Set problem: Collect from the data below each line with "image".

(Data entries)
+ + + + +
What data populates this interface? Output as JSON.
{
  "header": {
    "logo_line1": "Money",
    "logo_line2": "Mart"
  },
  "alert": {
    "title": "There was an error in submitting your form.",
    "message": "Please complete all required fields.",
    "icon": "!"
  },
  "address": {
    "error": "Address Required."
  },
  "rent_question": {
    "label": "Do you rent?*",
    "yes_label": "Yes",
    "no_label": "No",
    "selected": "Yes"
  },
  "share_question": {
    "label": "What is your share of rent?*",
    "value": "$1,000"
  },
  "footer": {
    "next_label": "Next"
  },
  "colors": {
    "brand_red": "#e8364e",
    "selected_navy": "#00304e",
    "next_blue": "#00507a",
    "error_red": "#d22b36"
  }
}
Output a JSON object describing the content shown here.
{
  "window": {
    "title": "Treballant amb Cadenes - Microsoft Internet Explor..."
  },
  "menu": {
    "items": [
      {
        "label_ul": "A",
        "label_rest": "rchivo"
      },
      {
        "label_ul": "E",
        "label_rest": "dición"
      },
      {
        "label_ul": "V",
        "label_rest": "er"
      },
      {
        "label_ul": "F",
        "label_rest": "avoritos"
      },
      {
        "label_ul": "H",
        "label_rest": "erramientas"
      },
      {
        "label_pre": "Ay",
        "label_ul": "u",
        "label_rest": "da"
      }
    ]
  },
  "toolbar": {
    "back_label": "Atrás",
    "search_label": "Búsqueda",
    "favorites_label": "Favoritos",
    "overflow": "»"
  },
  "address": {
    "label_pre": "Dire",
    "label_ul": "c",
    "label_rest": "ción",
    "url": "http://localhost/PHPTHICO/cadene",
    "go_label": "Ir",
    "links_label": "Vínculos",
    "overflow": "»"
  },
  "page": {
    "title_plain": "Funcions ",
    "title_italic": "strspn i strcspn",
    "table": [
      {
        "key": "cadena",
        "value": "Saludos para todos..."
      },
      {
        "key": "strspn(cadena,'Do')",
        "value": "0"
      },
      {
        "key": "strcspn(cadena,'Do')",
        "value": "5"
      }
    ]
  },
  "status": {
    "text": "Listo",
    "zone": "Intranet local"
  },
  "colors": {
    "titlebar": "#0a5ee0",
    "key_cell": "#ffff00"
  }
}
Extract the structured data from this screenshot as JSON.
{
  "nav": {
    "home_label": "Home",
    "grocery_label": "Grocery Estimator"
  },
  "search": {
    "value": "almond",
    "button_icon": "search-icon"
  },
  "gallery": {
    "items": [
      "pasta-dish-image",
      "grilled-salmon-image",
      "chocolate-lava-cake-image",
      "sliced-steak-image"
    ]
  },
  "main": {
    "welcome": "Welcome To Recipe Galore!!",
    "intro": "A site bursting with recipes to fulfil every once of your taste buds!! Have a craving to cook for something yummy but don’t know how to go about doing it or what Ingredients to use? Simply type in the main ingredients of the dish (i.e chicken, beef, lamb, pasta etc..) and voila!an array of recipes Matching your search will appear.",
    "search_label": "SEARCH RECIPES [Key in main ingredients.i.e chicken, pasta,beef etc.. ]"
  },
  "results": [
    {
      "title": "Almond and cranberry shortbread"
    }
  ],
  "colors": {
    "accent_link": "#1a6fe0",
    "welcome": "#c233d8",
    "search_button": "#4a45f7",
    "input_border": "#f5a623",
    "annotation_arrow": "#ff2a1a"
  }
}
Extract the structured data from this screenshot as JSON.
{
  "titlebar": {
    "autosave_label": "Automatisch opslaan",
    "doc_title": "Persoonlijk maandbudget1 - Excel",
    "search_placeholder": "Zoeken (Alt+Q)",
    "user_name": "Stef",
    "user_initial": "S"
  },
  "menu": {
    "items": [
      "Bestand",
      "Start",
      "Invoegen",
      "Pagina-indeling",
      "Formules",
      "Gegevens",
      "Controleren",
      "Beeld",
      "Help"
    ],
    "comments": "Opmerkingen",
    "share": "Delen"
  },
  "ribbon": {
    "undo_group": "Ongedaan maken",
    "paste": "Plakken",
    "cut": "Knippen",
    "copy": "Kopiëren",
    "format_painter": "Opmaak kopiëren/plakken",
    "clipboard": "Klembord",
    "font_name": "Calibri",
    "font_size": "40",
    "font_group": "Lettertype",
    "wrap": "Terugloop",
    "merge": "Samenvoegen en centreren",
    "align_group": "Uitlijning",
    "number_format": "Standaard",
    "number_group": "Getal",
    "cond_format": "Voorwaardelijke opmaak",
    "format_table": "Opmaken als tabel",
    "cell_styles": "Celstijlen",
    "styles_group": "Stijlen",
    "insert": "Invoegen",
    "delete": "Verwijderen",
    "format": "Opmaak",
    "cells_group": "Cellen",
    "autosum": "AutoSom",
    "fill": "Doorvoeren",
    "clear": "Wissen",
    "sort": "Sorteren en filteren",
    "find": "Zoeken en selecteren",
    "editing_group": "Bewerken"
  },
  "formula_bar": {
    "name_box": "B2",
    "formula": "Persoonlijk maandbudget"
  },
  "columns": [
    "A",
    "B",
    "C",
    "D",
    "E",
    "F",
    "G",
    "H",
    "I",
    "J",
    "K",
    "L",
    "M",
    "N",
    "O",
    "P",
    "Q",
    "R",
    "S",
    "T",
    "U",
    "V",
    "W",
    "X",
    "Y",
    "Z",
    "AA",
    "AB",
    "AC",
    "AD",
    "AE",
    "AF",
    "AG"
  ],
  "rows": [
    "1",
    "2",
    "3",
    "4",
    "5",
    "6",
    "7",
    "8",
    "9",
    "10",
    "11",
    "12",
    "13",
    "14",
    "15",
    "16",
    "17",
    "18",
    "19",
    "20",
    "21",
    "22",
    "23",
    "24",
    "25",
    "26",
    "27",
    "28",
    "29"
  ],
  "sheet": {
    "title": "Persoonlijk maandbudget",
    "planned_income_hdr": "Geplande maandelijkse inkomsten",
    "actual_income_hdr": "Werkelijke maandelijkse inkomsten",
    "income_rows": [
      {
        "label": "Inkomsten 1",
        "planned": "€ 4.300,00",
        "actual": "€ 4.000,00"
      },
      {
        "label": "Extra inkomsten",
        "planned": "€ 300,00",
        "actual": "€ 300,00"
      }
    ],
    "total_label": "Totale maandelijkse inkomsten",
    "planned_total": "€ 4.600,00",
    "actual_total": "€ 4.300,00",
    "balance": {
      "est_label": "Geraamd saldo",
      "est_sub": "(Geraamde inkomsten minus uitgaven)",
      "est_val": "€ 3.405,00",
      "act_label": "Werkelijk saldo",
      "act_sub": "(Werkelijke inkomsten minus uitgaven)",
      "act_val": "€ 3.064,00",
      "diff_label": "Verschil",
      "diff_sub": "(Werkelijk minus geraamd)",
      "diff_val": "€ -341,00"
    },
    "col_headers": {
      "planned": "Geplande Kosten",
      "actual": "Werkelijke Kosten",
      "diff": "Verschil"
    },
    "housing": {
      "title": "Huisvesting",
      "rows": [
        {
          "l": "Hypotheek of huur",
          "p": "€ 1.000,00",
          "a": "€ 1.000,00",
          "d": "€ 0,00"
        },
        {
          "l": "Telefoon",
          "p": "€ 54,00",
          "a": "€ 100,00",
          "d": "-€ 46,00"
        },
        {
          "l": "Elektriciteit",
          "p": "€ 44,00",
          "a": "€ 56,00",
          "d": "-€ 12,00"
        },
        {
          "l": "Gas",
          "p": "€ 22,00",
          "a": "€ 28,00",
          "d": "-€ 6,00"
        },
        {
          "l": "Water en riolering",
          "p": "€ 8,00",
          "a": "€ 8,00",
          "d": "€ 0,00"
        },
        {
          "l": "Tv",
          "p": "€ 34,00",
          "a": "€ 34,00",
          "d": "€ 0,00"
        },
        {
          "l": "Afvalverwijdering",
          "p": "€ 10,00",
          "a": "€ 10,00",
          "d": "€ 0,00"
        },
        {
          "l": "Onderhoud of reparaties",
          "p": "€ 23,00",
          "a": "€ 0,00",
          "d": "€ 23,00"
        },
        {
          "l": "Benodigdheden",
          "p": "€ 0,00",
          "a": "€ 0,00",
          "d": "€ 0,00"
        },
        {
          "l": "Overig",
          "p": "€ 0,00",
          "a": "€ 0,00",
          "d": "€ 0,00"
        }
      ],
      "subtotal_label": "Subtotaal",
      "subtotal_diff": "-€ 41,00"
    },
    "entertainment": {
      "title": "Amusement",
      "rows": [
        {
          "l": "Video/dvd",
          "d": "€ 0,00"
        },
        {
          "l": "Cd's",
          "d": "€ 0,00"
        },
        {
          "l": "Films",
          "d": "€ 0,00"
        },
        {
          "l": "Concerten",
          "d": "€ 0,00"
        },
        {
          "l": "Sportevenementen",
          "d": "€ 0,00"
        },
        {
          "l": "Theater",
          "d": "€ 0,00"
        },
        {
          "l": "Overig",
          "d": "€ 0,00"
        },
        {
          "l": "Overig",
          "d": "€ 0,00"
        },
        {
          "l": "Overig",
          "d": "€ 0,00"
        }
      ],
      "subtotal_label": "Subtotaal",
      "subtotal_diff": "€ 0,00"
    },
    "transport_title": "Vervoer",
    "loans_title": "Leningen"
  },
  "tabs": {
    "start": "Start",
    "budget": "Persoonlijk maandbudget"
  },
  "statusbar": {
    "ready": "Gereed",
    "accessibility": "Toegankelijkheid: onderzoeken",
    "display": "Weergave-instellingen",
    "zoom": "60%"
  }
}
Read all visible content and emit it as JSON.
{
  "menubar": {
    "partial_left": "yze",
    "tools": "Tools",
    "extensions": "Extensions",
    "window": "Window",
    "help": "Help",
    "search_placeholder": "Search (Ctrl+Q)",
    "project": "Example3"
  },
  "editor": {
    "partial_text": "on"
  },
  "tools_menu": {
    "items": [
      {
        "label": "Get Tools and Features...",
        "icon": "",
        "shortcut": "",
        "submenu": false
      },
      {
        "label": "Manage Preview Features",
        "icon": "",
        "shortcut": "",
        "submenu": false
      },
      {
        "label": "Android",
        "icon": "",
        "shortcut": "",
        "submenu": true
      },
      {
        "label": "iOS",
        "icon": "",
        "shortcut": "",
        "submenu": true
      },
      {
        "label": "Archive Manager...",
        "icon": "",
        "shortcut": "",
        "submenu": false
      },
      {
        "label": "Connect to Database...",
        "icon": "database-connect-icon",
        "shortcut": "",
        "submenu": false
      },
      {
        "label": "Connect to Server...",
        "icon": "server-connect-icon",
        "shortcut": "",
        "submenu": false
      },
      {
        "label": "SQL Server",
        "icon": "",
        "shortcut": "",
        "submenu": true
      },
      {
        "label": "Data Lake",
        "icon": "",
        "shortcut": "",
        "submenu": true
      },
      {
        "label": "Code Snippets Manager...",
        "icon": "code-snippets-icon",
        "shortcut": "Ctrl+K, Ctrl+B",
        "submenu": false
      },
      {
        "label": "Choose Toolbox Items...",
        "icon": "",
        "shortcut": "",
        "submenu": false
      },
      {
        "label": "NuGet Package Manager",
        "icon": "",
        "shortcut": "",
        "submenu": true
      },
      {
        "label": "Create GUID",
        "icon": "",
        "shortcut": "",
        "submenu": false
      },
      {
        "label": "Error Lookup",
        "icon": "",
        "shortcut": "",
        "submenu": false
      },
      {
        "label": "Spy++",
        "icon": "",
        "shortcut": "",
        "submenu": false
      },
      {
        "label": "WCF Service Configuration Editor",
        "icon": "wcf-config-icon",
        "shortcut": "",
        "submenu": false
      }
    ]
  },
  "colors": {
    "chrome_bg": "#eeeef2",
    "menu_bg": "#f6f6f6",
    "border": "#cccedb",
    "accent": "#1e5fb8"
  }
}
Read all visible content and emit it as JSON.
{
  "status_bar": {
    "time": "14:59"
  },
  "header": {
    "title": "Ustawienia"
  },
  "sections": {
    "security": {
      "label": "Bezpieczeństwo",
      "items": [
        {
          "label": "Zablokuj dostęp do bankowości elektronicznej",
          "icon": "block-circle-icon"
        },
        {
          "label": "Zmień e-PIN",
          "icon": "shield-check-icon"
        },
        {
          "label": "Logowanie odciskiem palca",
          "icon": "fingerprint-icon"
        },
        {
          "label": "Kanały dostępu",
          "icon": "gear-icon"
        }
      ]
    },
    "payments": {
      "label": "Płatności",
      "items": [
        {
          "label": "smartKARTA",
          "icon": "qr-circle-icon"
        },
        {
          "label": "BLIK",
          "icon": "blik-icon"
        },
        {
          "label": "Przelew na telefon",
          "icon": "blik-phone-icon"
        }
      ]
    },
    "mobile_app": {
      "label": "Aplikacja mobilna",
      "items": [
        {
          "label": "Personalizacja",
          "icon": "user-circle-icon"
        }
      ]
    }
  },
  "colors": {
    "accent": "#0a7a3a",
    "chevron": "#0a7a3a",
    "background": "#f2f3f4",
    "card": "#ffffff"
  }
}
+ + + + +
Exercise solution:
      "pasta-dish-image",
      "grilled-salmon-image",
      "chocolate-lava-cake-image",
      "sliced-steak-image"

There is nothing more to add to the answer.